**PROBLEM DETAILS**
Collect every line that includes the string "Mustafa".

**DATA EXTRACT**
%%

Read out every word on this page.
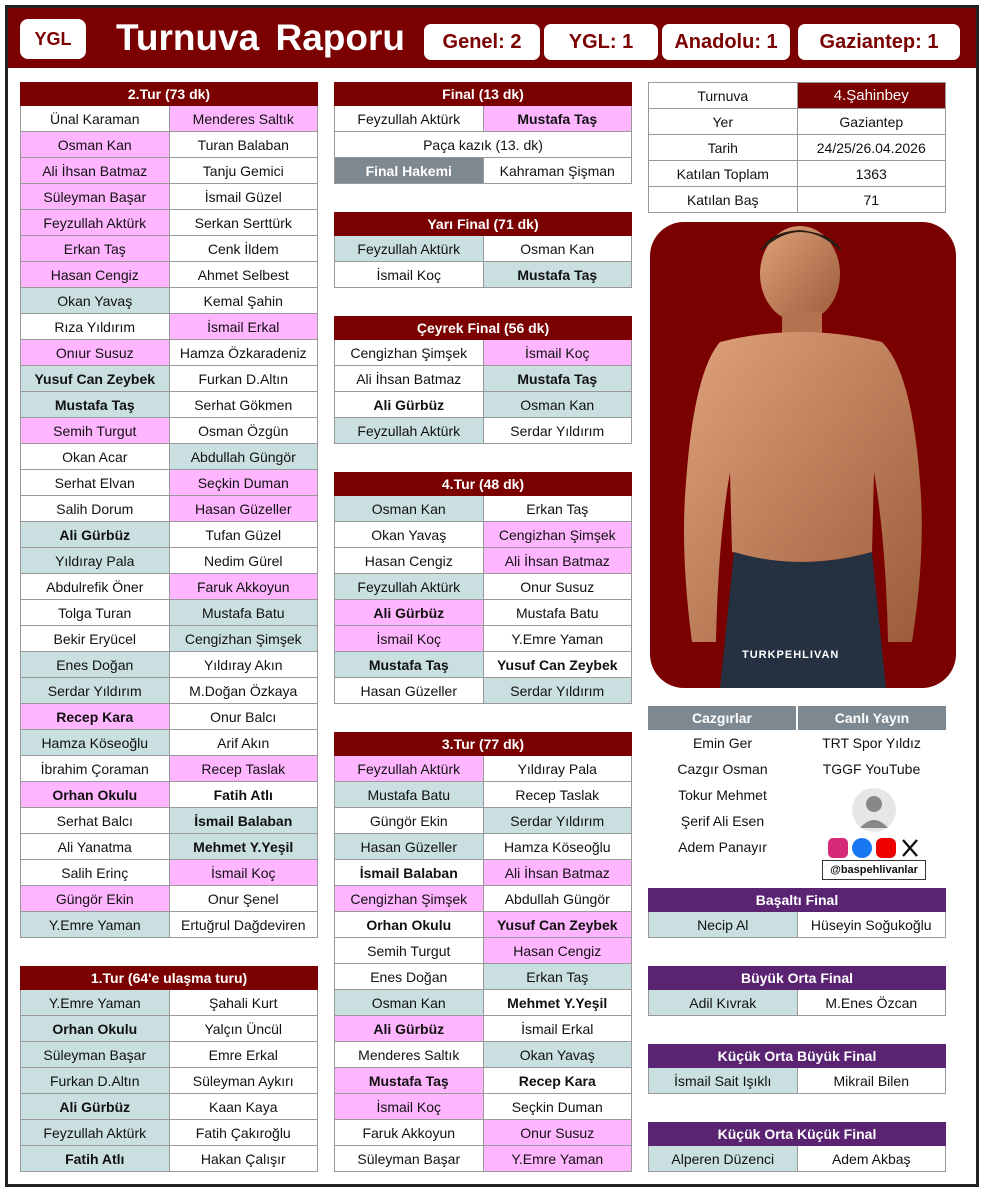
YGL	Turnuva Raporu	Genel: 2	YGL: 1	Anadolu: 1	Gaziantep: 1
2.Tur (73 dk)
Ünal Karaman	Menderes Saltık
Osman Kan	Turan Balaban
Ali İhsan Batmaz	Tanju Gemici
Süleyman Başar	İsmail Güzel
Feyzullah Aktürk	Serkan Serttürk
Erkan Taş	Cenk İldem
Hasan Cengiz	Ahmet Selbest
Okan Yavaş	Kemal Şahin
Rıza Yıldırım	İsmail Erkal
Onıur Susuz	Hamza Özkaradeniz
Yusuf Can Zeybek	Furkan D.Altın
Mustafa Taş	Serhat Gökmen
Semih Turgut	Osman Özgün
Okan Acar	Abdullah Güngör
Serhat Elvan	Seçkin Duman
Salih Dorum	Hasan Güzeller
Ali Gürbüz	Tufan Güzel
Yıldıray Pala	Nedim Gürel
Abdulrefik Öner	Faruk Akkoyun
Tolga Turan	Mustafa Batu
Bekir Eryücel	Cengizhan Şimşek
Enes Doğan	Yıldıray Akın
Serdar Yıldırım	M.Doğan Özkaya
Recep Kara	Onur Balcı
Hamza Köseoğlu	Arif Akın
İbrahim Çoraman	Recep Taslak
Orhan Okulu	Fatih Atlı
Serhat Balcı	İsmail Balaban
Ali Yanatma	Mehmet Y.Yeşil
Salih Erinç	İsmail Koç
Güngör Ekin	Onur Şenel
Y.Emre Yaman	Ertuğrul Dağdeviren
1.Tur (64'e ulaşma turu)
Y.Emre Yaman	Şahali Kurt
Orhan Okulu	Yalçın Üncül
Süleyman Başar	Emre Erkal
Furkan D.Altın	Süleyman Aykırı
Ali Gürbüz	Kaan Kaya
Feyzullah Aktürk	Fatih Çakıroğlu
Fatih Atlı	Hakan Çalışır
Final (13 dk)
Feyzullah Aktürk	Mustafa Taş
Paça kazık (13. dk)
Final Hakemi	Kahraman Şişman
Yarı Final (71 dk)
Feyzullah Aktürk	Osman Kan
İsmail Koç	Mustafa Taş
Çeyrek Final (56 dk)
Cengizhan Şimşek	İsmail Koç
Ali İhsan Batmaz	Mustafa Taş
Ali Gürbüz	Osman Kan
Feyzullah Aktürk	Serdar Yıldırım
4.Tur (48 dk)
Osman Kan	Erkan Taş
Okan Yavaş	Cengizhan Şimşek
Hasan Cengiz	Ali İhsan Batmaz
Feyzullah Aktürk	Onur Susuz
Ali Gürbüz	Mustafa Batu
İsmail Koç	Y.Emre Yaman
Mustafa Taş	Yusuf Can Zeybek
Hasan Güzeller	Serdar Yıldırım
3.Tur (77 dk)
Feyzullah Aktürk	Yıldıray Pala
Mustafa Batu	Recep Taslak
Güngör Ekin	Serdar Yıldırım
Hasan Güzeller	Hamza Köseoğlu
İsmail Balaban	Ali İhsan Batmaz
Cengizhan Şimşek	Abdullah Güngör
Orhan Okulu	Yusuf Can Zeybek
Semih Turgut	Hasan Cengiz
Enes Doğan	Erkan Taş
Osman Kan	Mehmet Y.Yeşil
Ali Gürbüz	İsmail Erkal
Menderes Saltık	Okan Yavaş
Mustafa Taş	Recep Kara
İsmail Koç	Seçkin Duman
Faruk Akkoyun	Onur Susuz
Süleyman Başar	Y.Emre Yaman
Turnuva	4.Şahinbey
Yer	Gaziantep
Tarih	24/25/26.04.2026
Katılan Toplam	1363
Katılan Baş	71
TURKPEHLIVAN
Cazgırlar	Canlı Yayın
Emin Ger	TRT Spor Yıldız
Cazgır Osman	TGGF YouTube
Tokur Mehmet
Şerif Ali Esen
Adem Panayır
@baspehlivanlar
Başaltı Final
Necip Al	Hüseyin Soğukoğlu
Büyük Orta Final
Adil Kıvrak	M.Enes Özcan
Küçük Orta Büyük Final
İsmail Sait Işıklı	Mikrail Bilen
Küçük Orta Küçük Final
Alperen Düzenci	Adem Akbaş
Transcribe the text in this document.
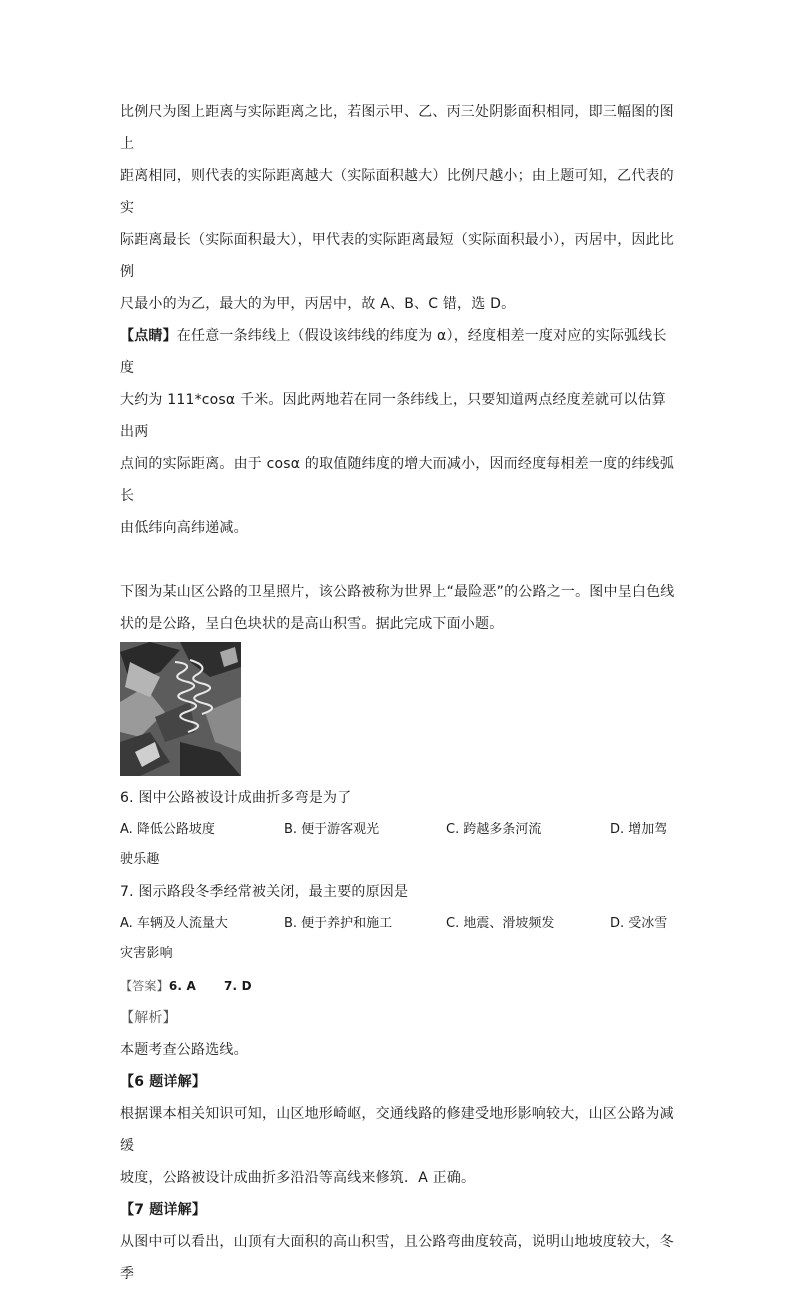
比例尺为图上距离与实际距离之比，若图示甲、乙、丙三处阴影面积相同，即三幅图的图上

距离相同，则代表的实际距离越大（实际面积越大）比例尺越小；由上题可知，乙代表的实

际距离最长（实际面积最大），甲代表的实际距离最短（实际面积最小），丙居中，因此比例

尺最小的为乙，最大的为甲，丙居中，故 A、B、C 错，选 D。

【点睛】在任意一条纬线上（假设该纬线的纬度为 α），经度相差一度对应的实际弧线长度

大约为 111*cosα 千米。因此两地若在同一条纬线上，只要知道两点经度差就可以估算出两

点间的实际距离。由于 cosα 的取值随纬度的增大而减小，因而经度每相差一度的纬线弧长

由低纬向高纬递减。

下图为某山区公路的卫星照片，该公路被称为世界上“最险恶”的公路之一。图中呈白色线

状的是公路，呈白色块状的是高山积雪。据此完成下面小题。

6. 图中公路被设计成曲折多弯是为了

A. 降低公路坡度	B. 便于游客观光	C. 跨越多条河流	D. 增加驾

驶乐趣

7. 图示路段冬季经常被关闭，最主要的原因是

A. 车辆及人流量大	B. 便于养护和施工	C. 地震、滑坡频发	D. 受冰雪

灾害影响

【答案】6. A 7. D

【解析】

本题考查公路选线。

【6 题详解】

根据课本相关知识可知，山区地形崎岖，交通线路的修建受地形影响较大，山区公路为减缓

坡度，公路被设计成曲折多沿沿等高线来修筑．A 正确。

【7 题详解】

从图中可以看出，山顶有大面积的高山积雪，且公路弯曲度较高，说明山地坡度较大，冬季
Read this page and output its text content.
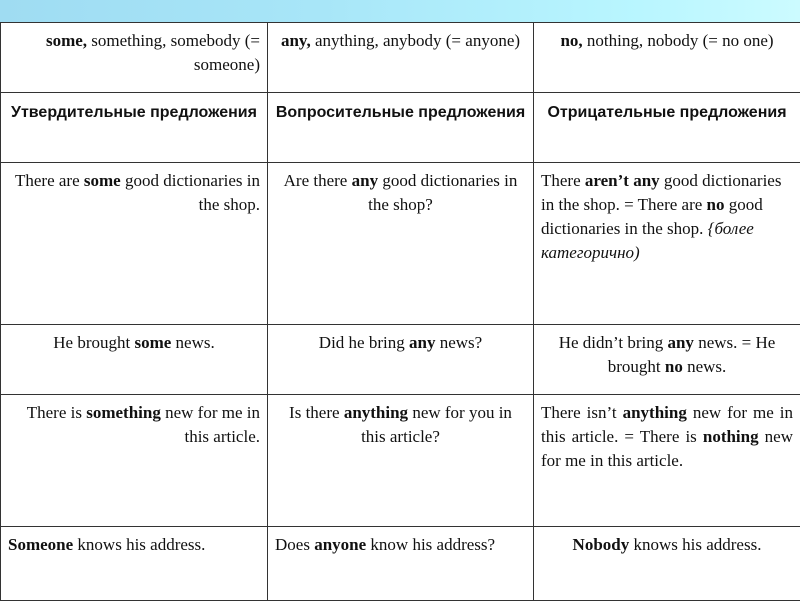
some, something, somebody (= someone)	any, anything, anybody (= anyone)	no, nothing, nobody (= no one)
Утвердительные предложения	Вопросительные предложения	Отрицательные предложения
There are some good dictionaries in the shop.	Are there any good dictionaries in the shop?	There aren’t any good dictionaries in the shop. = There are no good dictionaries in the shop. {более категорично)
He brought some news.	Did he bring any news?	He didn’t bring any news. = He brought no news.
There is something new for me in this article.	Is there anything new for you in this article?	There isn’t anything new for me in this article. = There is nothing new for me in this article.
Someone knows his address.	Does anyone know his address?	Nobody knows his address.
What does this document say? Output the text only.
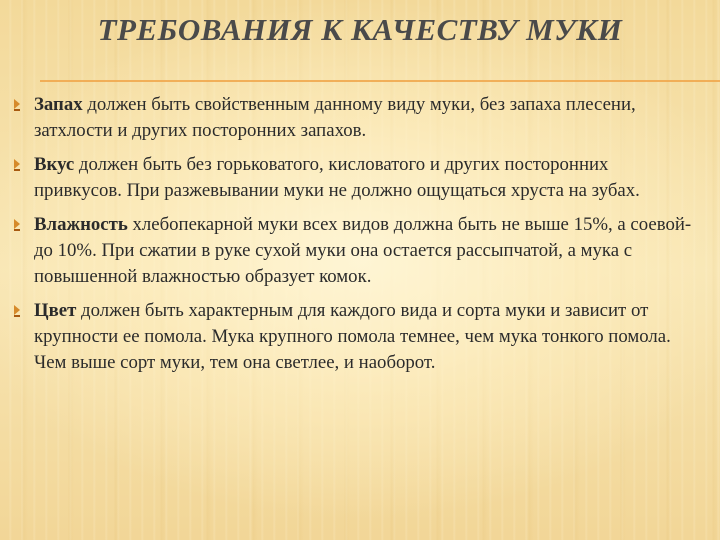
ТРЕБОВАНИЯ К КАЧЕСТВУ МУКИ
Запах должен быть свойственным данному виду муки, без запаха плесени, затхлости и других посторонних запахов.
Вкус должен быть без горьковатого, кисловатого и других посторонних привкусов. При разжевывании муки не должно ощущаться хруста на зубах.
Влажность хлебопекарной муки всех видов должна быть не выше 15%, а соевой- до 10%. При сжатии в руке сухой муки она остается рассыпчатой, а мука с повышенной влажностью образует комок.
Цвет должен быть характерным для каждого вида и сорта муки и зависит от крупности ее помола. Мука крупного помола темнее, чем мука тонкого помола. Чем выше сорт муки, тем она светлее, и наоборот.
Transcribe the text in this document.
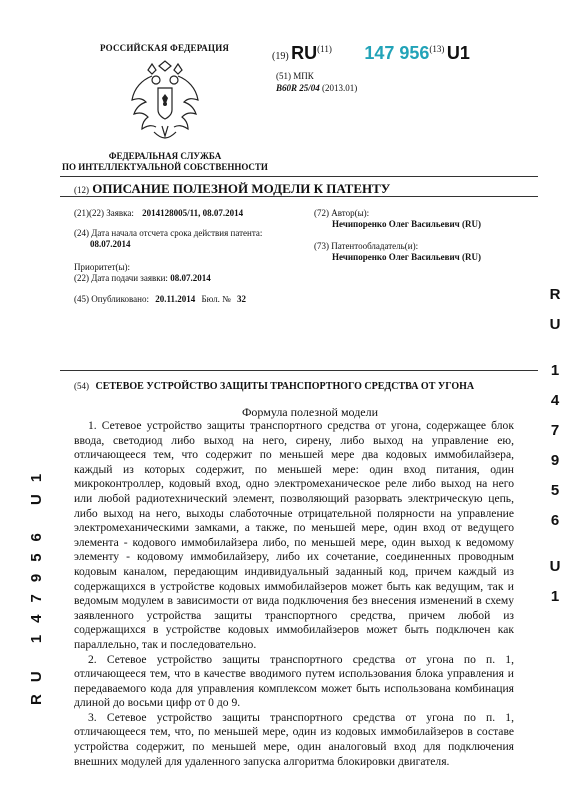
РОССИЙСКАЯ ФЕДЕРАЦИЯ
ФЕДЕРАЛЬНАЯ СЛУЖБА
ПО ИНТЕЛЛЕКТУАЛЬНОЙ СОБСТВЕННОСТИ
(19) RU$^{(11)}$ 147 956$^{(13)}$ U1
(51) МПК
B60R 25/04 (2013.01)
(12) ОПИСАНИЕ ПОЛЕЗНОЙ МОДЕЛИ К ПАТЕНТУ
(21)(22) Заявка: 2014128005/11, 08.07.2014
(24) Дата начала отсчета срока действия патента:
08.07.2014
Приоритет(ы):
(22) Дата подачи заявки: 08.07.2014
(45) Опубликовано: 20.11.2014 Бюл. № 32
(72) Автор(ы):
Нечипоренко Олег Васильевич (RU)
(73) Патентообладатель(и):
Нечипоренко Олег Васильевич (RU)
R
U
1
4
7
9
5
6
U
1
RU 147956 U1
(54) СЕТЕВОЕ УСТРОЙСТВО ЗАЩИТЫ ТРАНСПОРТНОГО СРЕДСТВА ОТ УГОНА
Формула полезной модели

1. Сетевое устройство защиты транспортного средства от угона, содержащее блок ввода, светодиод либо выход на него, сирену, либо выход на управление ею, отличающееся тем, что содержит по меньшей мере два кодовых иммобилайзера, каждый из которых содержит, по меньшей мере: один вход питания, один микроконтроллер, кодовый вход, одно электромеханическое реле либо выход на него или любой радиотехнический элемент, позволяющий разорвать электрическую цепь, либо выход на него, выходы слаботочные отрицательной полярности на управление электромеханическими замками, а также, по меньшей мере, один вход от ведущего элемента - кодового иммобилайзера либо, по меньшей мере, один выход к ведомому элементу - кодовому иммобилайзеру, либо их сочетание, соединенных проводным кодовым каналом, передающим индивидуальный заданный код, причем каждый из содержащихся в устройстве кодовых иммобилайзеров может быть как ведущим, так и ведомым модулем в зависимости от вида подключения без внесения изменений в схему заявленного устройства защиты транспортного средства, причем любой из содержащихся в устройстве кодовых иммобилайзеров может быть подключен как параллельно, так и последовательно.

2. Сетевое устройство защиты транспортного средства от угона по п. 1, отличающееся тем, что в качестве вводимого путем использования блока управления и передаваемого кода для управления комплексом может быть использована комбинация длиной до восьми цифр от 0 до 9.

3. Сетевое устройство защиты транспортного средства от угона по п. 1, отличающееся тем, что, по меньшей мере, один из кодовых иммобилайзеров в составе устройства содержит, по меньшей мере, один аналоговый вход для подключения внешних модулей для удаленного запуска алгоритма блокировки двигателя.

%%

**EXERCISE ANSWER**
Mustafa Taş	Serhat Gökmen
Tolga Turan	Mustafa Batu
Feyzullah Aktürk	Mustafa Taş
İsmail Koç	Mustafa Taş
Ali İhsan Batmaz	Mustafa Taş
Ali Gürbüz	Mustafa Batu
Mustafa Taş	Yusuf Can Zeybek
Mustafa Batu	Recep Taslak
Mustafa Taş	Recep Kara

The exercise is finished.